Requirement: Examine the material below. Gather every line in which the string "interface" appears.

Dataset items
-----

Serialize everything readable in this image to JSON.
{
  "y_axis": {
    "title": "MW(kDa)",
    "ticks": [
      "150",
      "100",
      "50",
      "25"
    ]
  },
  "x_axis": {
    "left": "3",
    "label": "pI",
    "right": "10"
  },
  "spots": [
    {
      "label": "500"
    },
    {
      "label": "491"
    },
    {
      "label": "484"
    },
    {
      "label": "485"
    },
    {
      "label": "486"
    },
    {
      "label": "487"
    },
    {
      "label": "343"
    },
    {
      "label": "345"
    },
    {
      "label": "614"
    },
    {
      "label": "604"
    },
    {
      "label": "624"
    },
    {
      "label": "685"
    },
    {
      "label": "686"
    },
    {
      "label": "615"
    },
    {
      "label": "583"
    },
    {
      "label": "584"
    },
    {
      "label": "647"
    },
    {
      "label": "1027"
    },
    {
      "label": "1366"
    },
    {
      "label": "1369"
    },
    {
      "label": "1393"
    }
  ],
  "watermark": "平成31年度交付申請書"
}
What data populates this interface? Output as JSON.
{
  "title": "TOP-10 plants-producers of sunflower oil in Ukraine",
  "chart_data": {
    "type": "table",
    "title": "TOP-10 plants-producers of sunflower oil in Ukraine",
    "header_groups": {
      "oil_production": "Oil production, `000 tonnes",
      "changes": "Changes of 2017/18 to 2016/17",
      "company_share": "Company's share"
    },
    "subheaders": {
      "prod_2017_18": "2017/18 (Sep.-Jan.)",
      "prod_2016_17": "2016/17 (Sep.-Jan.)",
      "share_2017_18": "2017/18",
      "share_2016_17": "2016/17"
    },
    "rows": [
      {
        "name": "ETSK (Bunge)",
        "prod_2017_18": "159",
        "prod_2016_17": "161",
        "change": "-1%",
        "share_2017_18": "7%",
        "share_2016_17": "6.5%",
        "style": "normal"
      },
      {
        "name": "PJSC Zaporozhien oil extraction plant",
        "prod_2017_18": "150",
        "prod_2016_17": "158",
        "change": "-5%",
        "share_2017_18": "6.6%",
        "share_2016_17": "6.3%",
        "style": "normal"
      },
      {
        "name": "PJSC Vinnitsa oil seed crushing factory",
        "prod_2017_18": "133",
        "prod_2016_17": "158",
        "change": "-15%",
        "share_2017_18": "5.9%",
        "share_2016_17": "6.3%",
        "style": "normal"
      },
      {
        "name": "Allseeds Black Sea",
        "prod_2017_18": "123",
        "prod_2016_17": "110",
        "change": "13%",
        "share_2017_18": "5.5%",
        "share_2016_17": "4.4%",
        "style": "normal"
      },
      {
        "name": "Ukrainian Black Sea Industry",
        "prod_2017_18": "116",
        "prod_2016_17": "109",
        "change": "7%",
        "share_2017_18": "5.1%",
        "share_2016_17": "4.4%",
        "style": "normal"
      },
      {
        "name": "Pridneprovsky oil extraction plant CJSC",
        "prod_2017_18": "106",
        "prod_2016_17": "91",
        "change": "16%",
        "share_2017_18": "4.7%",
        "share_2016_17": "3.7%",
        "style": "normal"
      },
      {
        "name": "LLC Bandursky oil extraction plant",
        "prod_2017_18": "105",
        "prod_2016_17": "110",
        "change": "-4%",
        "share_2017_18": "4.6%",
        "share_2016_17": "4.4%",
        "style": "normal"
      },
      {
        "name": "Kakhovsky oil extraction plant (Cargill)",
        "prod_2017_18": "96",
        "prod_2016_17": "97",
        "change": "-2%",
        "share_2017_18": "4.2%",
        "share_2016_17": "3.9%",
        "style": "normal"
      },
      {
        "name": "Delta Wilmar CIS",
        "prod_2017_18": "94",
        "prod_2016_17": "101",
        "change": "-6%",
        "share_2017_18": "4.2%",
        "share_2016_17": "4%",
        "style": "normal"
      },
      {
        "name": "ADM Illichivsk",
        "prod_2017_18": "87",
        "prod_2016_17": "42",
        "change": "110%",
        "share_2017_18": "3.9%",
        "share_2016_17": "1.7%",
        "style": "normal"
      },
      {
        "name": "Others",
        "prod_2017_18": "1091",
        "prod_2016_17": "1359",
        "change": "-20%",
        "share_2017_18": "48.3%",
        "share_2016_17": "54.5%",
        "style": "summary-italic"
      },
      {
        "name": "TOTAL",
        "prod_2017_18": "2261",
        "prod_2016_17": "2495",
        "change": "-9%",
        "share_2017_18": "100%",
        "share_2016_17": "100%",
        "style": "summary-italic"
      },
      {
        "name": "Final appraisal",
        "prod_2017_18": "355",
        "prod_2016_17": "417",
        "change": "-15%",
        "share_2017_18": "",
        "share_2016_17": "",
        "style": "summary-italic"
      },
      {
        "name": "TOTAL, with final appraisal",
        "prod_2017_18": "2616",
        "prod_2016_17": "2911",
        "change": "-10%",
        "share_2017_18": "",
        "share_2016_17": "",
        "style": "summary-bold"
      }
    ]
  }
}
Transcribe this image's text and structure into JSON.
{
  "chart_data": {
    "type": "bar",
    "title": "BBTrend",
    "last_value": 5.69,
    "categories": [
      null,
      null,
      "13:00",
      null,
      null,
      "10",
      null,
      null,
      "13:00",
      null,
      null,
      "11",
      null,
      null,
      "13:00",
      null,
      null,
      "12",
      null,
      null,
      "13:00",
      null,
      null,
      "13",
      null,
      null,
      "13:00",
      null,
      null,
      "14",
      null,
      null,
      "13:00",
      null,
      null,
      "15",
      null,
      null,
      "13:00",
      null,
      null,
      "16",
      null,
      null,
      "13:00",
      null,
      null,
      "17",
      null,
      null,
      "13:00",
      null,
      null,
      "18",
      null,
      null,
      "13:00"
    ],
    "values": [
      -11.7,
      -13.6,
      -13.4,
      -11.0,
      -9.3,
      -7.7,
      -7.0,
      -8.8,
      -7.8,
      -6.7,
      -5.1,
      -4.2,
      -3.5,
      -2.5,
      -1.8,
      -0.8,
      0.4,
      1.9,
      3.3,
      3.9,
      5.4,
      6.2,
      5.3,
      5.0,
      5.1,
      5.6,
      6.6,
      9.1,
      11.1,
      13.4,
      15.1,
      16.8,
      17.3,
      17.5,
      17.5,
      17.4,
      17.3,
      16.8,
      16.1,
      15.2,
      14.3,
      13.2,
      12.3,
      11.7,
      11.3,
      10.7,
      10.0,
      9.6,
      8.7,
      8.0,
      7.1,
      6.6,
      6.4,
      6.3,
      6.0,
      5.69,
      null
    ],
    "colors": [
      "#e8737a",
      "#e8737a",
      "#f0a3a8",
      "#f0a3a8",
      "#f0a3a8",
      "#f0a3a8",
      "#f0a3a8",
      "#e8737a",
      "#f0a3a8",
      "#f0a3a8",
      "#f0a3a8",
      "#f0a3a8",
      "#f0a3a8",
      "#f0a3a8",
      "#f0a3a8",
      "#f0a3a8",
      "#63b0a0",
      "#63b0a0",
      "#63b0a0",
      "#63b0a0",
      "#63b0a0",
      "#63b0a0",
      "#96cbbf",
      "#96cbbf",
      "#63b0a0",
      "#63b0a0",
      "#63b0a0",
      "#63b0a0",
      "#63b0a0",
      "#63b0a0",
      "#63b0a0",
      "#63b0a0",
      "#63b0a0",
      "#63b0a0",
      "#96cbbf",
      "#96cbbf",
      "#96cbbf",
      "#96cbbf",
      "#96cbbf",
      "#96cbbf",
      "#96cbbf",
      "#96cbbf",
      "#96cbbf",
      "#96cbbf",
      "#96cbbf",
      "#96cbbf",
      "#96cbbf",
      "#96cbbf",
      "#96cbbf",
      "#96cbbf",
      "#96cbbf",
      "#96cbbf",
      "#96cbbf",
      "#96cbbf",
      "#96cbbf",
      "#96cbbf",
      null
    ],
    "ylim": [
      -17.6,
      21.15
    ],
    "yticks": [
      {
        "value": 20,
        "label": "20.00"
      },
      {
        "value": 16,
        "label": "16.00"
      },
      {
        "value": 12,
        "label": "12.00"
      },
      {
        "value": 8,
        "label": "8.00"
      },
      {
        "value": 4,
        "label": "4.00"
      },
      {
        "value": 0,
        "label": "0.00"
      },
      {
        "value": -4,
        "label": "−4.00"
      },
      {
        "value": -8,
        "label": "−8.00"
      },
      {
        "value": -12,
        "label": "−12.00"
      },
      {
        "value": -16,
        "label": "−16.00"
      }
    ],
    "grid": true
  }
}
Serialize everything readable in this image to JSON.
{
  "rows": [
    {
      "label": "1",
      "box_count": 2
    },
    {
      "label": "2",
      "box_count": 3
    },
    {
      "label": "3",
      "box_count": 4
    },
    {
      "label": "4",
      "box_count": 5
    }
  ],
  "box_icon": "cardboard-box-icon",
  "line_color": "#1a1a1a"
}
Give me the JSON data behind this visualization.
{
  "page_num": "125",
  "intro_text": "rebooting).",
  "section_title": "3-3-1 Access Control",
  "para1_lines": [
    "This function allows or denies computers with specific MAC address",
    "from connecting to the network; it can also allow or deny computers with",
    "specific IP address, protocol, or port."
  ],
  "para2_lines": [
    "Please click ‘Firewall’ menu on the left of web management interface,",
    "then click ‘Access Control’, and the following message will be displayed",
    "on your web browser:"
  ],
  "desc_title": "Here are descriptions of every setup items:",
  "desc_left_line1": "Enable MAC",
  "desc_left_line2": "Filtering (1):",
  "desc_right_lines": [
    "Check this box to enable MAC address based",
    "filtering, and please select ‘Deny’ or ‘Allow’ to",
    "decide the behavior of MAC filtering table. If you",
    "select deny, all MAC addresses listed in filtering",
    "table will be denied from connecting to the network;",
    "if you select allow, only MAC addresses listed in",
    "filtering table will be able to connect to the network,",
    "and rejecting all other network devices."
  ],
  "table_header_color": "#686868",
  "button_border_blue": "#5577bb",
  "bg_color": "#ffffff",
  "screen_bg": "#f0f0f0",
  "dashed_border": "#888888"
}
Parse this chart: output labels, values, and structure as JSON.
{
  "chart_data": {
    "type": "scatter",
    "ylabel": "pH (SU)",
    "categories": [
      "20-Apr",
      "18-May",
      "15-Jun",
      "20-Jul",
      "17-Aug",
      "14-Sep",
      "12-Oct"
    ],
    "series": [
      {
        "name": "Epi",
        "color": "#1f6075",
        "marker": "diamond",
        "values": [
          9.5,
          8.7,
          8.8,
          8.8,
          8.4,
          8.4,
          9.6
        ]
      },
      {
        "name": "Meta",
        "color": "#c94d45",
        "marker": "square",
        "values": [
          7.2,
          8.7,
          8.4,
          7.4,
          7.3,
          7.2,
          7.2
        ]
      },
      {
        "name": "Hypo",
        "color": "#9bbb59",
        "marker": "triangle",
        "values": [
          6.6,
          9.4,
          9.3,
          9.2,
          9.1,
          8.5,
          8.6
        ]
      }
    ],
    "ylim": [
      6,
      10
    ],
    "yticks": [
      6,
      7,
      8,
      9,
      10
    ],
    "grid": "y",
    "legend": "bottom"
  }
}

-----

Solved problem:
What data populates this interface? Output as JSON.
    "Please click ‘Firewall’ menu on the left of web management interface,",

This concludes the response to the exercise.